### [What the task requires]
If a line of the material contains "HKPS", copy it.

### [Stored data]
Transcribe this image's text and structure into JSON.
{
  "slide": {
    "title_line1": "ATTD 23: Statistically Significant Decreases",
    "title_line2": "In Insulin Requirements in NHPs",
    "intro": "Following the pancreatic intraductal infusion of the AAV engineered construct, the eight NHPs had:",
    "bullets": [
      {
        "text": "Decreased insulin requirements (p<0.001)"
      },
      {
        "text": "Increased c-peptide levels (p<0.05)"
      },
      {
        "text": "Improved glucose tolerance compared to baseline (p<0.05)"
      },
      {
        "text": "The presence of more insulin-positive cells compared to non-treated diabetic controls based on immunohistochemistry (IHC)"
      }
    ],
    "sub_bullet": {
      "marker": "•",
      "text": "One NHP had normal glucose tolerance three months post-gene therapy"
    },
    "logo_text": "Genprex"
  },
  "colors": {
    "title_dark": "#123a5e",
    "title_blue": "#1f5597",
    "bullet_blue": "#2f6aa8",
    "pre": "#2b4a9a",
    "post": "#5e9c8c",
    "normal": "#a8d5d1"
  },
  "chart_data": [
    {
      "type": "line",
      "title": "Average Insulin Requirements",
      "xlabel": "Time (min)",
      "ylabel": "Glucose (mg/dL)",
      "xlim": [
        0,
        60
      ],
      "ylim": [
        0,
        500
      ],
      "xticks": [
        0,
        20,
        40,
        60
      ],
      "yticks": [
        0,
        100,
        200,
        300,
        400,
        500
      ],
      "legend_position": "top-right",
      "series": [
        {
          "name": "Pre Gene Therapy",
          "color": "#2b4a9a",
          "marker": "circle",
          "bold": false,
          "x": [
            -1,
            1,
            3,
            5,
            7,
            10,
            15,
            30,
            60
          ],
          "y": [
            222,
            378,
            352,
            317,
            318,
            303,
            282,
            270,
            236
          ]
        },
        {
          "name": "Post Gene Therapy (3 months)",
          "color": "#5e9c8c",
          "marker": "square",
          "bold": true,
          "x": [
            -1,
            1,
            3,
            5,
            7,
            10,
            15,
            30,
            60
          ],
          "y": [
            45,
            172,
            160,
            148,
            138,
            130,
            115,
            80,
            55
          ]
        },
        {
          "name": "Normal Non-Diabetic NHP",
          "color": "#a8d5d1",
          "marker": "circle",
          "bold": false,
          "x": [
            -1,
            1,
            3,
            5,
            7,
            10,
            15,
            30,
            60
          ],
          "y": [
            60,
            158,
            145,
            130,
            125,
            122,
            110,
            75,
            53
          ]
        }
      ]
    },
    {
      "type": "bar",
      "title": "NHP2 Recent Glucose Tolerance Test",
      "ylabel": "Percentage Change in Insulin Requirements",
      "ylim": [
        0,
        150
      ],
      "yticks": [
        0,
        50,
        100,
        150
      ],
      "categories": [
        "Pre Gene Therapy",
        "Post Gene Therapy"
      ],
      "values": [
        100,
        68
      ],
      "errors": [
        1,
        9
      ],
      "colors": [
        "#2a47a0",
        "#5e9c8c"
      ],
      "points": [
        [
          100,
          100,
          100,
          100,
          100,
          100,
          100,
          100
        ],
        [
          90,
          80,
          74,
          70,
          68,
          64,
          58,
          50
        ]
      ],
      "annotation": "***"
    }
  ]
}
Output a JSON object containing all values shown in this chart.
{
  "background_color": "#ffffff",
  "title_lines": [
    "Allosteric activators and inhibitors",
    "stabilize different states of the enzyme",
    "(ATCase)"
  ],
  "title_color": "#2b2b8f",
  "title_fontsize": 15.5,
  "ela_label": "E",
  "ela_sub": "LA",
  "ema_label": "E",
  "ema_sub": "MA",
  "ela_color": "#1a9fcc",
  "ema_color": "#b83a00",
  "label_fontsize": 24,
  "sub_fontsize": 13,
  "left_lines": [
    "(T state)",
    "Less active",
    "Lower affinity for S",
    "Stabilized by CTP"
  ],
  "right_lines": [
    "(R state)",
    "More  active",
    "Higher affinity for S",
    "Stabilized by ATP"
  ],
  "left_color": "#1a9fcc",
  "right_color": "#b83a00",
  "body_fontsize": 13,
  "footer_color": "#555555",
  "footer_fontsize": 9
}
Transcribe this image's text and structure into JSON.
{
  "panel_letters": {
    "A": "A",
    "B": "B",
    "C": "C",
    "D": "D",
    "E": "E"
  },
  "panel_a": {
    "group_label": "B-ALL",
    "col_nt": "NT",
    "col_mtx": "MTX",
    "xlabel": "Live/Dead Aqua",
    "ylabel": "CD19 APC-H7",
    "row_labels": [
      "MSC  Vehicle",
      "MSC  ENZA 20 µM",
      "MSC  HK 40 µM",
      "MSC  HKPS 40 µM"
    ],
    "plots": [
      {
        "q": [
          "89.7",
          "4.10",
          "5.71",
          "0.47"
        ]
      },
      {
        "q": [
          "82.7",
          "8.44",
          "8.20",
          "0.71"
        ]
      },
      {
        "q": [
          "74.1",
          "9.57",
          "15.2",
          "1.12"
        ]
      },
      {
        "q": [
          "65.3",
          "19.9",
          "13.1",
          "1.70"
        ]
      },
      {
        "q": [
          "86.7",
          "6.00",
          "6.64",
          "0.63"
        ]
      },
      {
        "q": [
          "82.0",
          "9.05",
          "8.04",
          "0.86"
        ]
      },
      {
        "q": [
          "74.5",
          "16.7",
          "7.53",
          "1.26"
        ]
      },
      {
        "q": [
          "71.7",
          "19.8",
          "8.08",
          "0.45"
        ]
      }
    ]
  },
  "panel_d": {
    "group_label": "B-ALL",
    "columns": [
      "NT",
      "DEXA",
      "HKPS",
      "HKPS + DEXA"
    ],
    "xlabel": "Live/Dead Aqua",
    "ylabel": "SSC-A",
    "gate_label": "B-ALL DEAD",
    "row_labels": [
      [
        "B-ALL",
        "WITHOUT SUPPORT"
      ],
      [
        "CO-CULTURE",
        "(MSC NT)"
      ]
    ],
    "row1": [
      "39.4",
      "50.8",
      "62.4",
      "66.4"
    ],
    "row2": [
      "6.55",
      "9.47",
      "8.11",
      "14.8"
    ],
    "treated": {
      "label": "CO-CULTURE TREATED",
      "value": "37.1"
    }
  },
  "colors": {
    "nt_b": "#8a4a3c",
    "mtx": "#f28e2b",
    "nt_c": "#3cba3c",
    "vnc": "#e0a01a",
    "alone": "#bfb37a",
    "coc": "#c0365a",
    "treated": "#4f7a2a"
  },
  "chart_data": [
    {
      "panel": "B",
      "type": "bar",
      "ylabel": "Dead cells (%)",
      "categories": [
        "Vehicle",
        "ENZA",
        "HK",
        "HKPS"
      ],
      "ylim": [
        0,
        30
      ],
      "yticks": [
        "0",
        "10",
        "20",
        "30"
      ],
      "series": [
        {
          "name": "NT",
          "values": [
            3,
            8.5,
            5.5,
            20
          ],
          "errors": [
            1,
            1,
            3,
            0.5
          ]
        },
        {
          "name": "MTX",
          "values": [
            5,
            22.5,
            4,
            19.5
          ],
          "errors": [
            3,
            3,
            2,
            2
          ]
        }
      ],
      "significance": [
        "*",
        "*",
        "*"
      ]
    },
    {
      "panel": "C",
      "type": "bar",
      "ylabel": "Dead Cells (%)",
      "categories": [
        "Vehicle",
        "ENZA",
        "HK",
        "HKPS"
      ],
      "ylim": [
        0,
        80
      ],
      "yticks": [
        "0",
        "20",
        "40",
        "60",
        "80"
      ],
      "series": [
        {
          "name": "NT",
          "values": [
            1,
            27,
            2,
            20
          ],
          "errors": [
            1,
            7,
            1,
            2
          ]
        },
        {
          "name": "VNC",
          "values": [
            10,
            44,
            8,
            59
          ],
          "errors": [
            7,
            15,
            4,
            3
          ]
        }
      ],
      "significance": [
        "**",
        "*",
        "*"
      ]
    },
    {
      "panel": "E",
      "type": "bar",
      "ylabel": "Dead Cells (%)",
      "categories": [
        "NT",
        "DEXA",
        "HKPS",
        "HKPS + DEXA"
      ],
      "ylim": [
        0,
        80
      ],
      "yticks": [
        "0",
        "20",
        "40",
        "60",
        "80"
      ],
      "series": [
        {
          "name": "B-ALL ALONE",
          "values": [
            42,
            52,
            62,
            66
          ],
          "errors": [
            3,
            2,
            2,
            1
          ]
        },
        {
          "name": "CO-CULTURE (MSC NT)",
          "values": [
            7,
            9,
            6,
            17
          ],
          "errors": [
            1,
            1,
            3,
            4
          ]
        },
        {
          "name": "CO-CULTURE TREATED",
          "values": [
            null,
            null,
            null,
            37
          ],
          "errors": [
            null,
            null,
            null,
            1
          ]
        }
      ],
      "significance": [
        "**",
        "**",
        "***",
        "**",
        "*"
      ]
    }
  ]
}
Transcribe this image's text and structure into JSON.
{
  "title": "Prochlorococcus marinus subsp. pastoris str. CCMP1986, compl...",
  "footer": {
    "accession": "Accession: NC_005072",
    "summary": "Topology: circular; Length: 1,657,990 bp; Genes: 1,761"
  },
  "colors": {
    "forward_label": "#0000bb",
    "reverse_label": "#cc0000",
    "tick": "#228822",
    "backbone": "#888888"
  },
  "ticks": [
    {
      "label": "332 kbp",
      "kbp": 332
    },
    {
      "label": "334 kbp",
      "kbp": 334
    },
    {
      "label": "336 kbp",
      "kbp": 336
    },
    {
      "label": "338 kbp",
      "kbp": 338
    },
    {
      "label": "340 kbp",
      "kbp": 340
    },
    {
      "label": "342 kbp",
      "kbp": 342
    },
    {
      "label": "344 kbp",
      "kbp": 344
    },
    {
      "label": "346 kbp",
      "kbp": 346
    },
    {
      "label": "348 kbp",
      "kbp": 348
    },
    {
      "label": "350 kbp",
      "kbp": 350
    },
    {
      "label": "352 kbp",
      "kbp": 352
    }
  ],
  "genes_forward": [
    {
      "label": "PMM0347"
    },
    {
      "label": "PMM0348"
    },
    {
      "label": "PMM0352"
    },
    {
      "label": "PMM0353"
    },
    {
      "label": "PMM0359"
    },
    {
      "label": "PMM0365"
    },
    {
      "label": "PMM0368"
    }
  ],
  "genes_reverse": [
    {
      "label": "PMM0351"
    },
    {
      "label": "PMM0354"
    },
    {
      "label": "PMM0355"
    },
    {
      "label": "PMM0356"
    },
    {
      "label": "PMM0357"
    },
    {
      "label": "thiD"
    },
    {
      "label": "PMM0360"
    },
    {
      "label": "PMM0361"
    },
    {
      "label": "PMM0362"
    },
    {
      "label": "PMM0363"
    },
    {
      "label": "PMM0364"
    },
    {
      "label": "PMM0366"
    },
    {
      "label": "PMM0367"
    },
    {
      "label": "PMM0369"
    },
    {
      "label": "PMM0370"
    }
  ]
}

### [Reply to the exercise]
      "MSC  HKPS 40 µM"
      "HKPS",
      "HKPS + DEXA"
        "HKPS"
        "HKPS"
        "HKPS",
        "HKPS + DEXA"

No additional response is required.